↓↓↓

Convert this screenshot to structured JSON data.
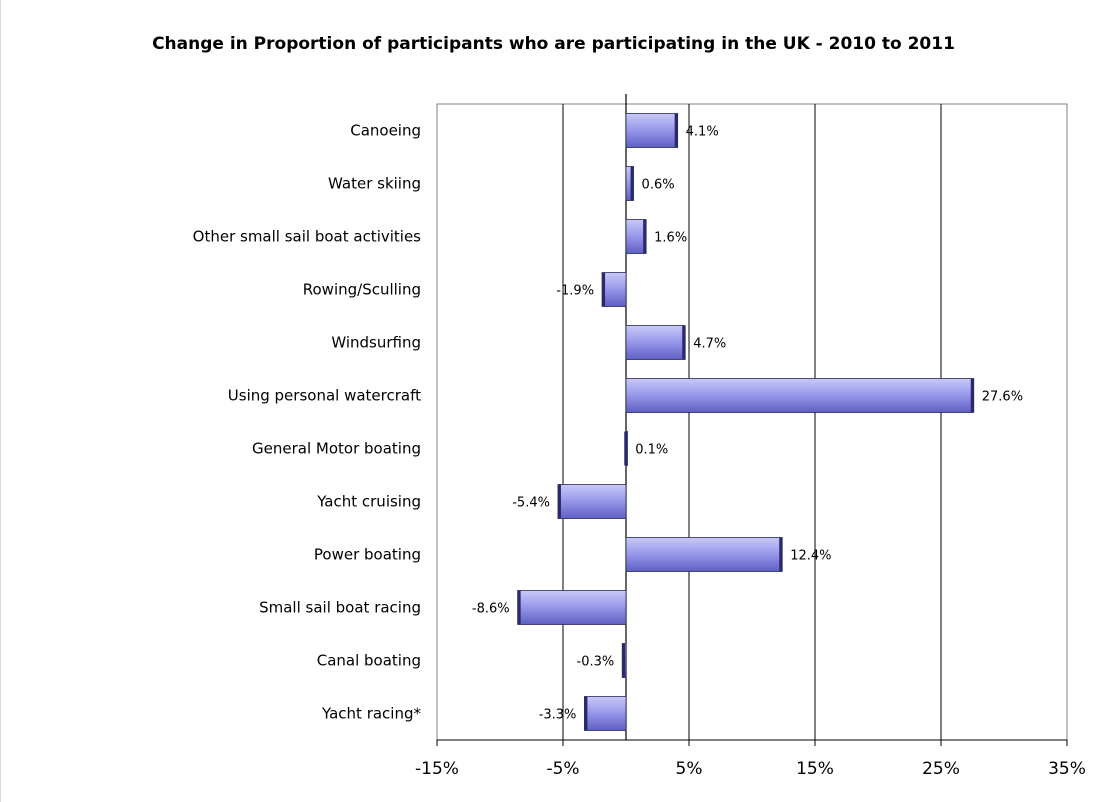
{
  "chart_data": {
    "type": "bar",
    "orientation": "horizontal",
    "title": "Change in Proportion of participants who are participating in the UK - 2010 to 2011",
    "categories": [
      "Canoeing",
      "Water skiing",
      "Other small sail boat activities",
      "Rowing/Sculling",
      "Windsurfing",
      "Using personal watercraft",
      "General Motor boating",
      "Yacht cruising",
      "Power boating",
      "Small sail boat racing",
      "Canal boating",
      "Yacht racing*"
    ],
    "values": [
      4.1,
      0.6,
      1.6,
      -1.9,
      4.7,
      27.6,
      0.1,
      -5.4,
      12.4,
      -8.6,
      -0.3,
      -3.3
    ],
    "value_labels": [
      "4.1%",
      "0.6%",
      "1.6%",
      "-1.9%",
      "4.7%",
      "27.6%",
      "0.1%",
      "-5.4%",
      "12.4%",
      "-8.6%",
      "-0.3%",
      "-3.3%"
    ],
    "xlim": [
      -15,
      35
    ],
    "xticks": [
      -15,
      -5,
      5,
      15,
      25,
      35
    ],
    "xtick_labels": [
      "-15%",
      "-5%",
      "5%",
      "15%",
      "25%",
      "35%"
    ],
    "grid": true,
    "bar_color": "#9999ee"
  }
}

↑↑↑

Task requirements
From the listing above, copy every line that holds the string "racing".

Finished answer
      "Small sail boat racing",
      "Yacht racing*"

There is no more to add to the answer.